## What needs to be done
From the entries below, gather every line containing the string "Quantiles".

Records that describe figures
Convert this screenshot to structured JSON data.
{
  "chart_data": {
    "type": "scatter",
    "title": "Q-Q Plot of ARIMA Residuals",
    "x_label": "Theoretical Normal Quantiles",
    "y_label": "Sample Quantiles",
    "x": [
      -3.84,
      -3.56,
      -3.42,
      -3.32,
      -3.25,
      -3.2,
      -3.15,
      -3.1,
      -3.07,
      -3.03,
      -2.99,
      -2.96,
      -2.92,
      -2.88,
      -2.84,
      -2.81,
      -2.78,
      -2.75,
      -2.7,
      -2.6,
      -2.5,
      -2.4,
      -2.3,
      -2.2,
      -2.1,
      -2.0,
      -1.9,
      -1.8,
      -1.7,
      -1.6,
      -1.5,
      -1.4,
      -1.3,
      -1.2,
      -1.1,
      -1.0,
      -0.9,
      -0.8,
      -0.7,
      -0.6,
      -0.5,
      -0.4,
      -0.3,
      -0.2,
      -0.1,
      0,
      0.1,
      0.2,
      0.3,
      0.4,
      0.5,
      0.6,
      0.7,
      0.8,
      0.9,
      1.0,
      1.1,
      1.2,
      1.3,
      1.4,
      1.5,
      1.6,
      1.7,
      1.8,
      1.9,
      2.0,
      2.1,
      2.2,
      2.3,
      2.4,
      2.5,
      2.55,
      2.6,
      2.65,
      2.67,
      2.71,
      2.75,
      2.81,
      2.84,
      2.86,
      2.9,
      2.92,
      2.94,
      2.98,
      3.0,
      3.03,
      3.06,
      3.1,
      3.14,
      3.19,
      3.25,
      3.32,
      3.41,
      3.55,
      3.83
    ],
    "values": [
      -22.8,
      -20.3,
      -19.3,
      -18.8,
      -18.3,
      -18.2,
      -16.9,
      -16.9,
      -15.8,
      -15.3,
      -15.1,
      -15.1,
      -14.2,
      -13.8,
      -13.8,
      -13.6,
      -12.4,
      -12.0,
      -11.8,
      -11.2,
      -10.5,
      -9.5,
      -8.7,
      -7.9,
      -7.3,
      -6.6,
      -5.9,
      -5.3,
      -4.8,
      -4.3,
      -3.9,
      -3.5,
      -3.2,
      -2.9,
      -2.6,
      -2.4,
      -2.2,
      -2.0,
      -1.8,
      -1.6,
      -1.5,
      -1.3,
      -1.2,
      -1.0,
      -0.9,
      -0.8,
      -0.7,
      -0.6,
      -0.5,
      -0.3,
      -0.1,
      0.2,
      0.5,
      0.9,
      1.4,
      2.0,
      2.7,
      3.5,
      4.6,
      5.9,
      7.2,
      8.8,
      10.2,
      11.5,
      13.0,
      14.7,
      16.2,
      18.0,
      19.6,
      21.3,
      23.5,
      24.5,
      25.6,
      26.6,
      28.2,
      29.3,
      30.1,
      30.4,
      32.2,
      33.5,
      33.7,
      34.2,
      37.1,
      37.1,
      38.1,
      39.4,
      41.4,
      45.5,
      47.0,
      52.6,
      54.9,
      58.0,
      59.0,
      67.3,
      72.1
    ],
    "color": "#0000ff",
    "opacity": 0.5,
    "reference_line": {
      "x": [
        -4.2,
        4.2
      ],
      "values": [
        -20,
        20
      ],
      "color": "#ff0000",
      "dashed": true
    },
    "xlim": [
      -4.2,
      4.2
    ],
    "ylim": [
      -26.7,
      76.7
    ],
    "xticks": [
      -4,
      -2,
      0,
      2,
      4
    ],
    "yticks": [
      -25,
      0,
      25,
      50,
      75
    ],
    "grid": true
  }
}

## Response for this exercise
    "x_label": "Theoretical Normal Quantiles",
    "y_label": "Sample Quantiles",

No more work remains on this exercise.